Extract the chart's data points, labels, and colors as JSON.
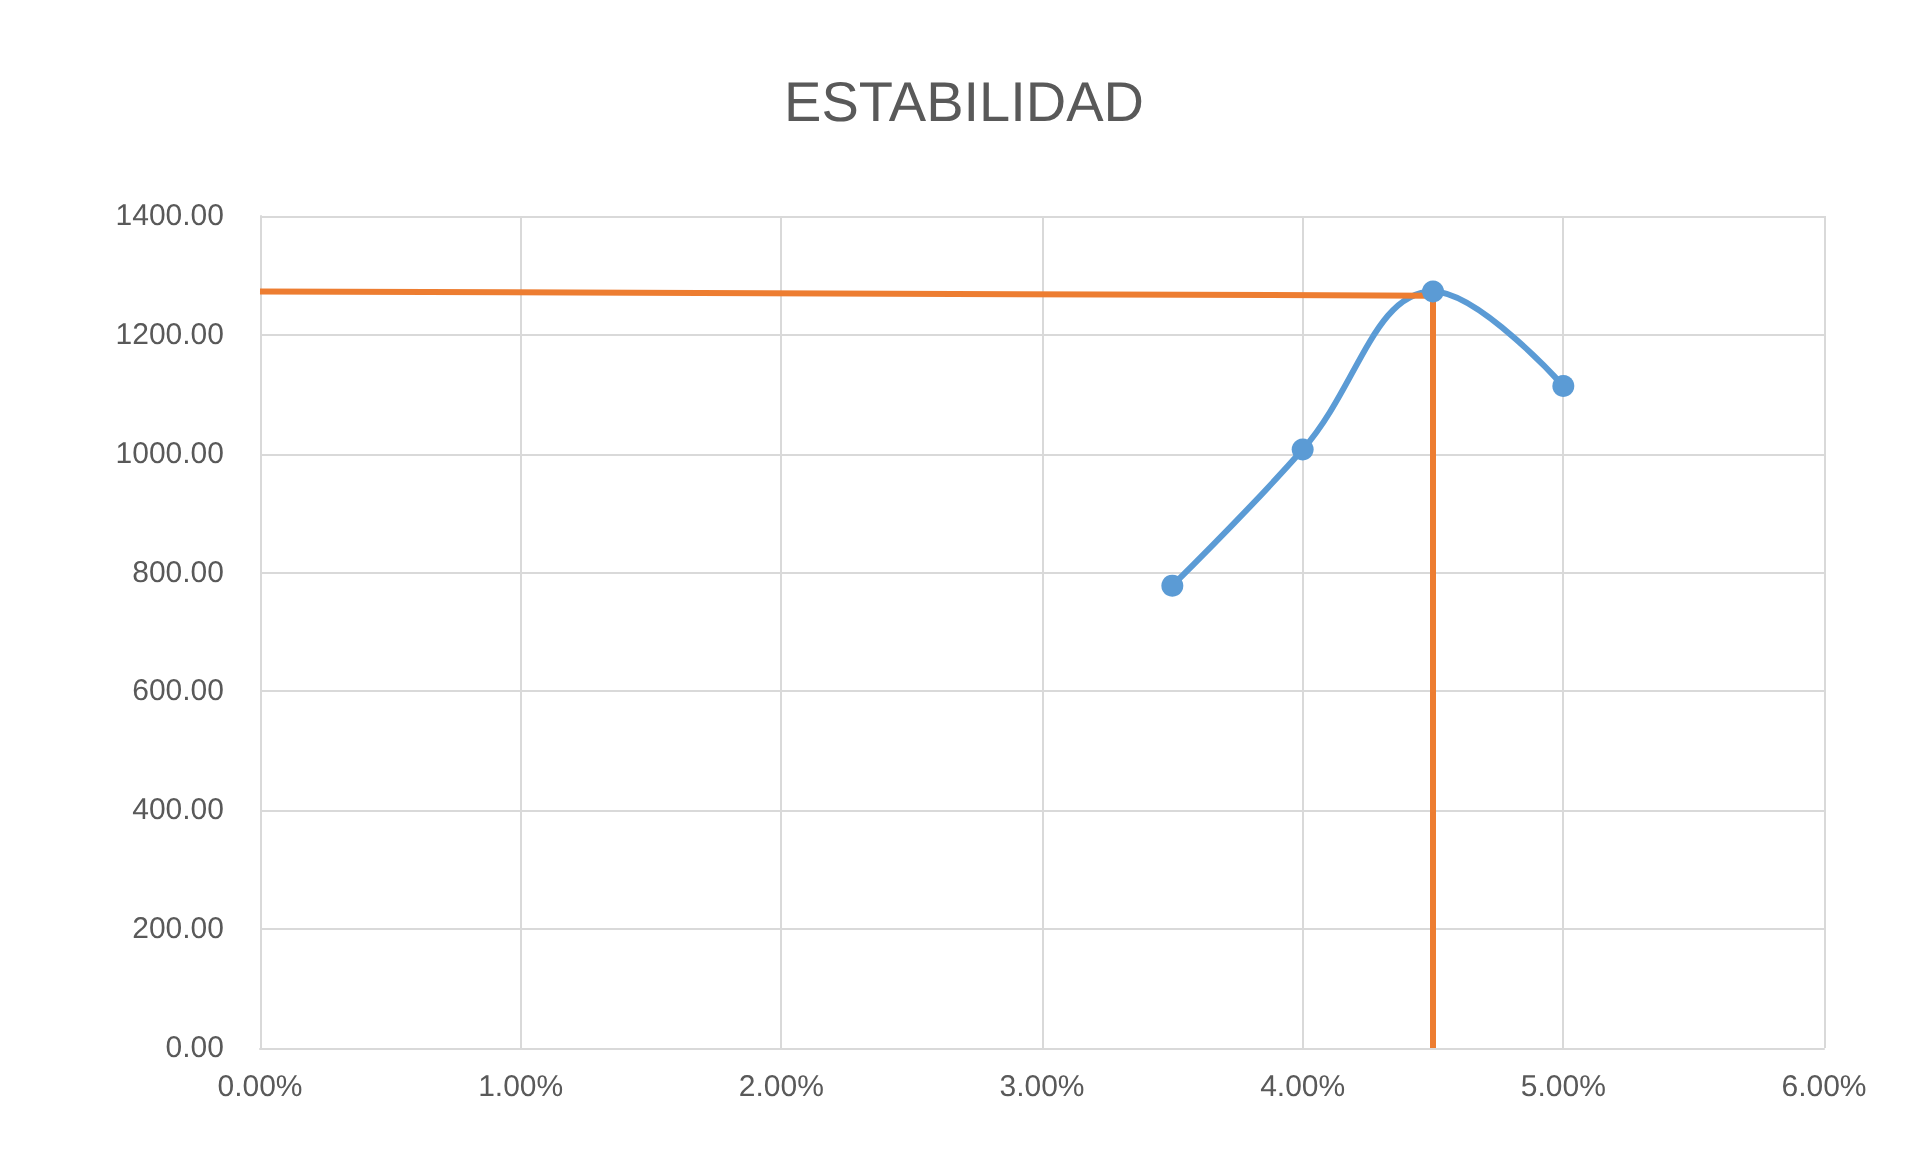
{
  "chart_data": {
    "type": "line",
    "title": "ESTABILIDAD",
    "marker": "circle",
    "grid": true,
    "xlim": [
      0,
      6
    ],
    "xticks": [
      {
        "value": 0,
        "label": "0.00%"
      },
      {
        "value": 1,
        "label": "1.00%"
      },
      {
        "value": 2,
        "label": "2.00%"
      },
      {
        "value": 3,
        "label": "3.00%"
      },
      {
        "value": 4,
        "label": "4.00%"
      },
      {
        "value": 5,
        "label": "5.00%"
      },
      {
        "value": 6,
        "label": "6.00%"
      }
    ],
    "ylim": [
      0,
      1400
    ],
    "yticks": [
      {
        "value": 0,
        "label": "0.00"
      },
      {
        "value": 200,
        "label": "200.00"
      },
      {
        "value": 400,
        "label": "400.00"
      },
      {
        "value": 600,
        "label": "600.00"
      },
      {
        "value": 800,
        "label": "800.00"
      },
      {
        "value": 1000,
        "label": "1000.00"
      },
      {
        "value": 1200,
        "label": "1200.00"
      },
      {
        "value": 1400,
        "label": "1400.00"
      }
    ],
    "series": [
      {
        "color": "#5b9bd5",
        "x": [
          3.5,
          4,
          4.5,
          5
        ],
        "values": [
          778,
          1007,
          1273,
          1114
        ]
      },
      {
        "color": "#ed7d31",
        "marker": "none",
        "x": [
          0,
          4.5,
          4.5
        ],
        "values": [
          1273,
          1266,
          0
        ]
      }
    ]
  }
}
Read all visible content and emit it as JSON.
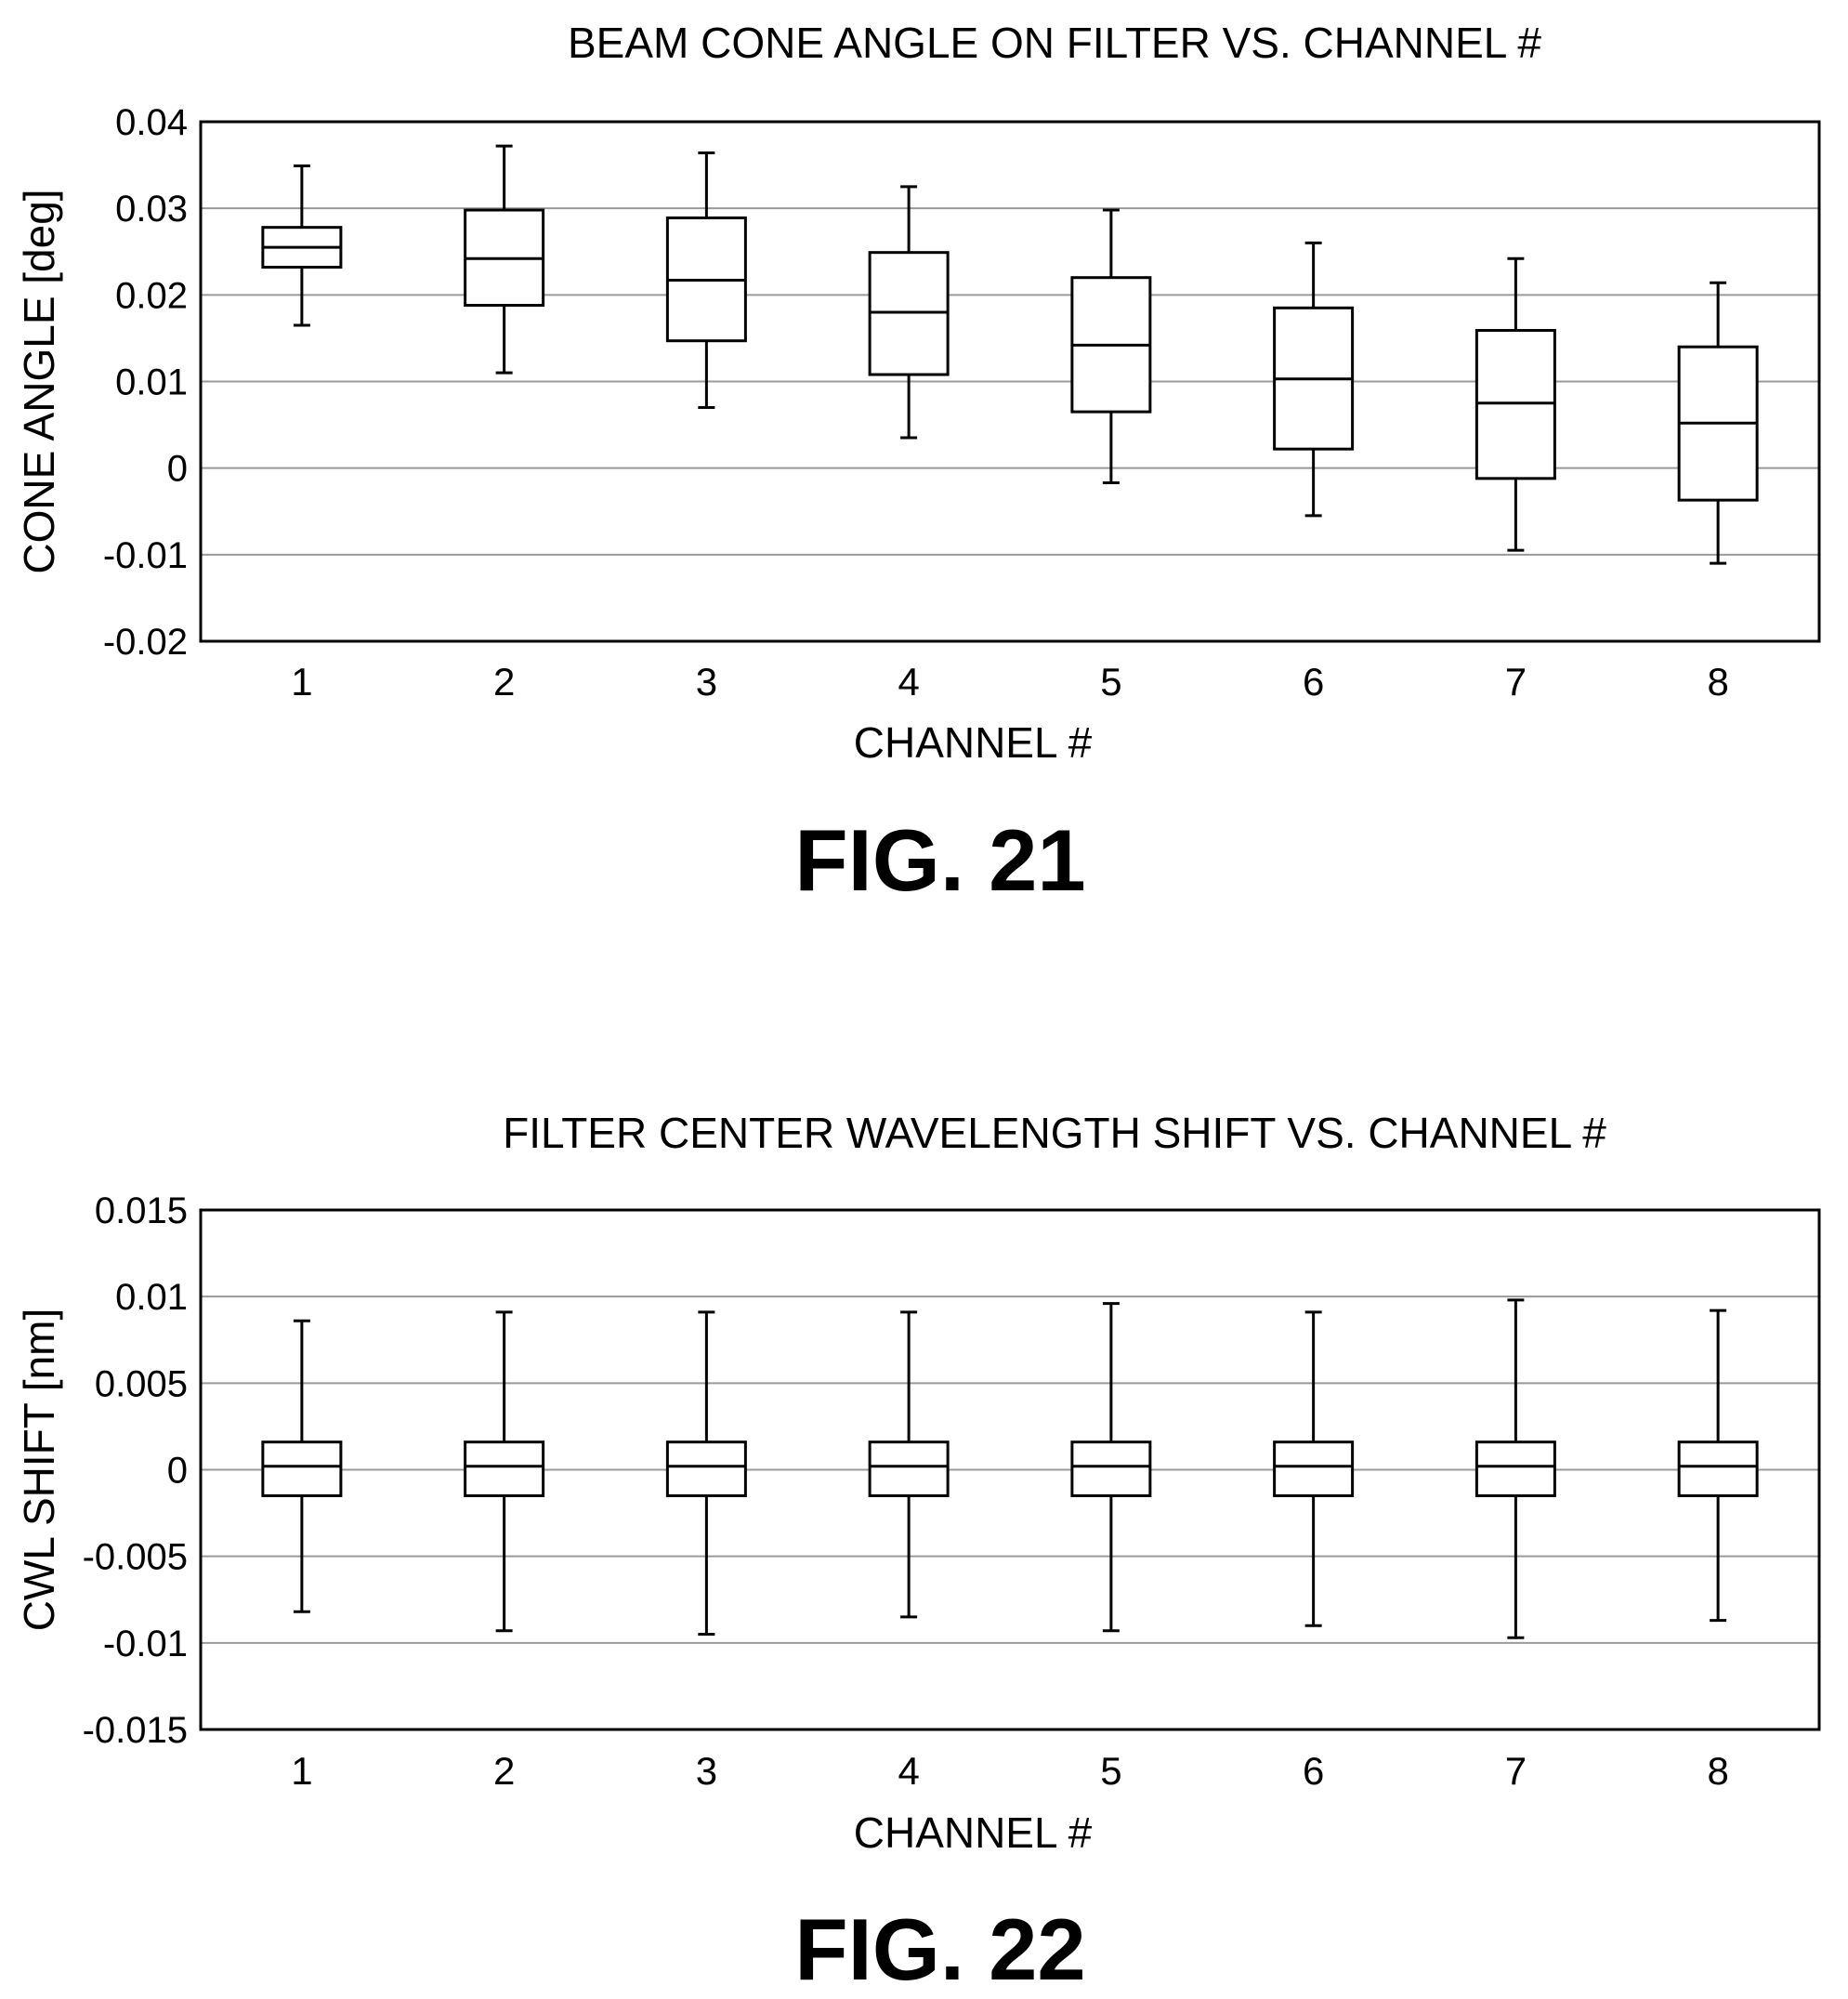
{
  "chart_data": [
    {
      "type": "box",
      "title": "BEAM CONE ANGLE ON FILTER VS. CHANNEL #",
      "xlabel": "CHANNEL #",
      "ylabel": "CONE ANGLE [deg]",
      "ylim": [
        -0.02,
        0.04
      ],
      "yticks": [
        "0.04",
        "0.03",
        "0.02",
        "0.01",
        "0",
        "-0.01",
        "-0.02"
      ],
      "grid": true,
      "categories": [
        "1",
        "2",
        "3",
        "4",
        "5",
        "6",
        "7",
        "8"
      ],
      "boxes": [
        {
          "min": 0.0165,
          "q1": 0.0232,
          "median": 0.0255,
          "q3": 0.0278,
          "max": 0.0349
        },
        {
          "min": 0.011,
          "q1": 0.0188,
          "median": 0.0242,
          "q3": 0.0298,
          "max": 0.0372
        },
        {
          "min": 0.007,
          "q1": 0.0147,
          "median": 0.0217,
          "q3": 0.0289,
          "max": 0.0364
        },
        {
          "min": 0.0035,
          "q1": 0.0108,
          "median": 0.018,
          "q3": 0.0249,
          "max": 0.0325
        },
        {
          "min": -0.0017,
          "q1": 0.0065,
          "median": 0.0142,
          "q3": 0.022,
          "max": 0.0298
        },
        {
          "min": -0.0055,
          "q1": 0.0022,
          "median": 0.0103,
          "q3": 0.0185,
          "max": 0.026
        },
        {
          "min": -0.0095,
          "q1": -0.0012,
          "median": 0.0075,
          "q3": 0.0159,
          "max": 0.0242
        },
        {
          "min": -0.011,
          "q1": -0.0037,
          "median": 0.0052,
          "q3": 0.014,
          "max": 0.0214
        }
      ]
    },
    {
      "type": "box",
      "title": "FILTER CENTER WAVELENGTH SHIFT VS. CHANNEL #",
      "xlabel": "CHANNEL #",
      "ylabel": "CWL SHIFT [nm]",
      "ylim": [
        -0.015,
        0.015
      ],
      "yticks": [
        "0.015",
        "0.01",
        "0.005",
        "0",
        "-0.005",
        "-0.01",
        "-0.015"
      ],
      "grid": true,
      "categories": [
        "1",
        "2",
        "3",
        "4",
        "5",
        "6",
        "7",
        "8"
      ],
      "boxes": [
        {
          "min": -0.0082,
          "q1": -0.0015,
          "median": 0.0002,
          "q3": 0.0016,
          "max": 0.0086
        },
        {
          "min": -0.0093,
          "q1": -0.0015,
          "median": 0.0002,
          "q3": 0.0016,
          "max": 0.0091
        },
        {
          "min": -0.0095,
          "q1": -0.0015,
          "median": 0.0002,
          "q3": 0.0016,
          "max": 0.0091
        },
        {
          "min": -0.0085,
          "q1": -0.0015,
          "median": 0.0002,
          "q3": 0.0016,
          "max": 0.0091
        },
        {
          "min": -0.0093,
          "q1": -0.0015,
          "median": 0.0002,
          "q3": 0.0016,
          "max": 0.0096
        },
        {
          "min": -0.009,
          "q1": -0.0015,
          "median": 0.0002,
          "q3": 0.0016,
          "max": 0.0091
        },
        {
          "min": -0.0097,
          "q1": -0.0015,
          "median": 0.0002,
          "q3": 0.0016,
          "max": 0.0098
        },
        {
          "min": -0.0087,
          "q1": -0.0015,
          "median": 0.0002,
          "q3": 0.0016,
          "max": 0.0092
        }
      ]
    }
  ],
  "figures": {
    "fig21_label": "FIG. 21",
    "fig22_label": "FIG. 22"
  }
}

OBJECTIVE =
Look over the material above and show each line where "JSON" appears.

WRITTEN REPLY =
Extract the chart's data points, labels, and colors as JSON.
Read all visible content and emit it as JSON.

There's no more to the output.